## [Written instruction]
Your task is to print every entry below exactly as given.

[Stored data]

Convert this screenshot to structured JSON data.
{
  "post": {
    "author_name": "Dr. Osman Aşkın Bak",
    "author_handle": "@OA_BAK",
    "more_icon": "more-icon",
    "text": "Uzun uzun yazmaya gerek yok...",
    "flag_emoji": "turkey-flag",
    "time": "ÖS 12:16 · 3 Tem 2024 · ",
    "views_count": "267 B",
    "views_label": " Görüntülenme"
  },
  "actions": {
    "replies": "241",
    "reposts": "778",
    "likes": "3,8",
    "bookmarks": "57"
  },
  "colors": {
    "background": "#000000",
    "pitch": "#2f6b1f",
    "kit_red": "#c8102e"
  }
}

## [Solution]
Convert this screenshot to structured JSON data.
{
  "post": {
    "author_name": "Dr. Osman Aşkın Bak",
    "author_handle": "@OA_BAK",
    "more_icon": "more-icon",
    "text": "Uzun uzun yazmaya gerek yok...",
    "flag_emoji": "turkey-flag",
    "time": "ÖS 12:16 · 3 Tem 2024 · ",
    "views_count": "267 B",
    "views_label": " Görüntülenme"
  },
  "actions": {
    "replies": "241",
    "reposts": "778",
    "likes": "3,8",
    "bookmarks": "57"
  },
  "colors": {
    "background": "#000000",
    "pitch": "#2f6b1f",
    "kit_red": "#c8102e"
  }
}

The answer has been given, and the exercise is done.